begin INPUT FOR THIS TASK
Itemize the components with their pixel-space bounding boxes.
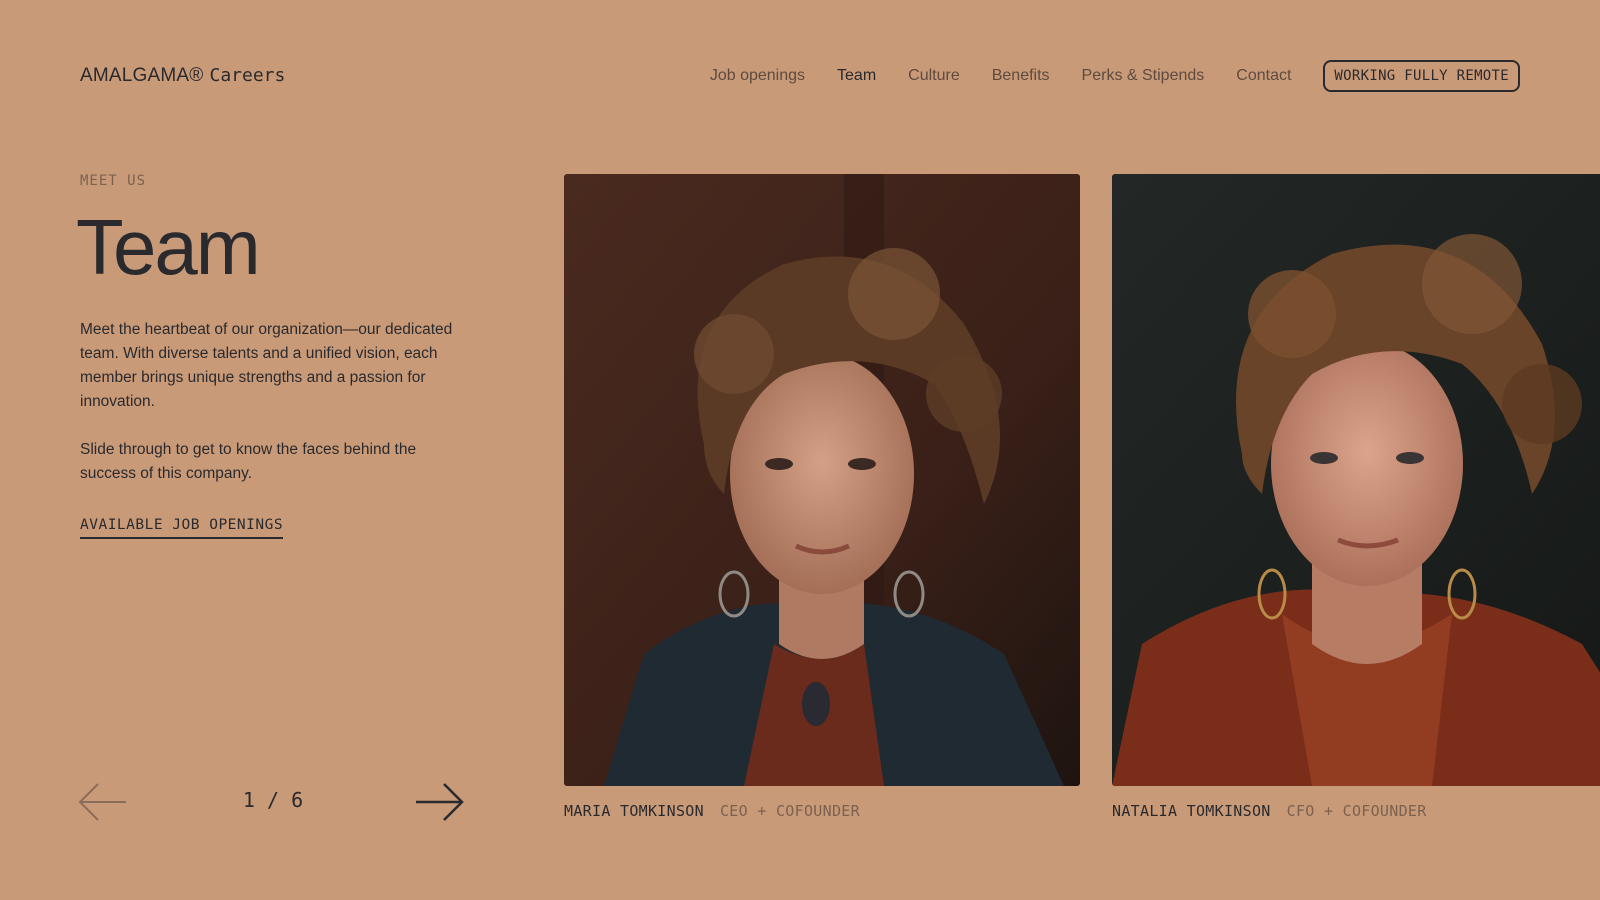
page-title: Team: [76, 203, 261, 291]
next-slide-button[interactable]: [414, 780, 464, 824]
nav-item-contact[interactable]: Contact: [1236, 67, 1291, 85]
section-eyebrow: MEET US: [80, 173, 147, 189]
main-nav: Job openings Team Culture Benefits Perks…: [678, 60, 1520, 92]
slide-current: 1: [242, 788, 255, 812]
nav-item-job-openings[interactable]: Job openings: [710, 67, 805, 85]
intro-paragraph-2: Slide through to get to know the faces b…: [80, 441, 417, 482]
slide-total: 6: [291, 788, 304, 812]
team-member-photo: [1112, 174, 1600, 786]
team-member-caption: NATALIA TOMKINSON CFO + COFOUNDER: [1112, 802, 1600, 820]
arrow-left-icon: [78, 783, 126, 821]
team-member-name: MARIA TOMKINSON: [564, 802, 704, 820]
arrow-right-icon: [416, 783, 464, 821]
nav-item-culture[interactable]: Culture: [908, 67, 960, 85]
portrait-image: [564, 174, 1080, 786]
intro-text: Meet the heartbeat of our organization—o…: [80, 318, 460, 510]
portrait-image: [1112, 174, 1600, 786]
working-fully-remote-button[interactable]: WORKING FULLY REMOTE: [1323, 60, 1520, 92]
team-member-role: CFO + COFOUNDER: [1286, 802, 1427, 820]
brand-logo[interactable]: AMALGAMA® Careers: [80, 65, 285, 87]
slide-counter: 1 / 6: [228, 788, 318, 812]
team-member-caption: MARIA TOMKINSON CEO + COFOUNDER: [564, 802, 1080, 820]
nav-item-benefits[interactable]: Benefits: [992, 67, 1050, 85]
team-member-name: NATALIA TOMKINSON: [1112, 802, 1271, 820]
intro-paragraph-1: Meet the heartbeat of our organization—o…: [80, 321, 453, 410]
team-member-photo: [564, 174, 1080, 786]
brand-suffix: Careers: [209, 65, 286, 86]
nav-item-perks-stipends[interactable]: Perks & Stipends: [1082, 67, 1205, 85]
team-member-card[interactable]: MARIA TOMKINSON CEO + COFOUNDER: [564, 174, 1080, 820]
team-member-role: CEO + COFOUNDER: [719, 802, 860, 820]
brand-name: AMALGAMA®: [80, 65, 204, 86]
available-job-openings-link[interactable]: AVAILABLE JOB OPENINGS: [80, 517, 284, 539]
site-header: AMALGAMA® Careers Job openings Team Cult…: [80, 58, 1520, 94]
nav-item-team[interactable]: Team: [837, 67, 876, 85]
slide-separator: /: [266, 788, 280, 812]
team-member-card[interactable]: NATALIA TOMKINSON CFO + COFOUNDER: [1112, 174, 1600, 820]
previous-slide-button[interactable]: [78, 780, 128, 824]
end INPUT FOR THIS TASK
Rewrite the entries above with every "interactable" changed to "clickable" and everything else kept the same. Leave out the picture.

RESULT OF THIS EXERCISE =
Itemize the components with their pixel-space bounding boxes.
page-title: Team: [76, 203, 261, 291]
next-slide-button[clickable]: [414, 780, 464, 824]
nav-item-contact[clickable]: Contact: [1236, 67, 1291, 85]
section-eyebrow: MEET US: [80, 173, 147, 189]
main-nav: Job openings Team Culture Benefits Perks…: [678, 60, 1520, 92]
slide-current: 1: [242, 788, 255, 812]
nav-item-job-openings[clickable]: Job openings: [710, 67, 805, 85]
intro-paragraph-2: Slide through to get to know the faces b…: [80, 441, 417, 482]
slide-total: 6: [291, 788, 304, 812]
team-member-photo: [1112, 174, 1600, 786]
team-member-caption: NATALIA TOMKINSON CFO + COFOUNDER: [1112, 802, 1600, 820]
arrow-left-icon: [78, 783, 126, 821]
team-member-name: MARIA TOMKINSON: [564, 802, 704, 820]
arrow-right-icon: [416, 783, 464, 821]
nav-item-culture[clickable]: Culture: [908, 67, 960, 85]
portrait-image: [564, 174, 1080, 786]
intro-text: Meet the heartbeat of our organization—o…: [80, 318, 460, 510]
portrait-image: [1112, 174, 1600, 786]
working-fully-remote-button[clickable]: WORKING FULLY REMOTE: [1323, 60, 1520, 92]
team-member-role: CFO + COFOUNDER: [1286, 802, 1427, 820]
brand-logo[clickable]: AMALGAMA® Careers: [80, 65, 285, 87]
slide-counter: 1 / 6: [228, 788, 318, 812]
team-member-caption: MARIA TOMKINSON CEO + COFOUNDER: [564, 802, 1080, 820]
nav-item-benefits[clickable]: Benefits: [992, 67, 1050, 85]
team-member-name: NATALIA TOMKINSON: [1112, 802, 1271, 820]
intro-paragraph-1: Meet the heartbeat of our organization—o…: [80, 321, 453, 410]
team-member-photo: [564, 174, 1080, 786]
brand-suffix: Careers: [209, 65, 286, 86]
nav-item-perks-stipends[clickable]: Perks & Stipends: [1082, 67, 1205, 85]
team-member-card[clickable]: MARIA TOMKINSON CEO + COFOUNDER: [564, 174, 1080, 820]
team-member-role: CEO + COFOUNDER: [719, 802, 860, 820]
brand-name: AMALGAMA®: [80, 65, 204, 86]
available-job-openings-link[clickable]: AVAILABLE JOB OPENINGS: [80, 517, 284, 539]
site-header: AMALGAMA® Careers Job openings Team Cult…: [80, 58, 1520, 94]
nav-item-team[clickable]: Team: [837, 67, 876, 85]
slide-separator: /: [266, 788, 280, 812]
team-member-card[clickable]: NATALIA TOMKINSON CFO + COFOUNDER: [1112, 174, 1600, 820]
previous-slide-button[clickable]: [78, 780, 128, 824]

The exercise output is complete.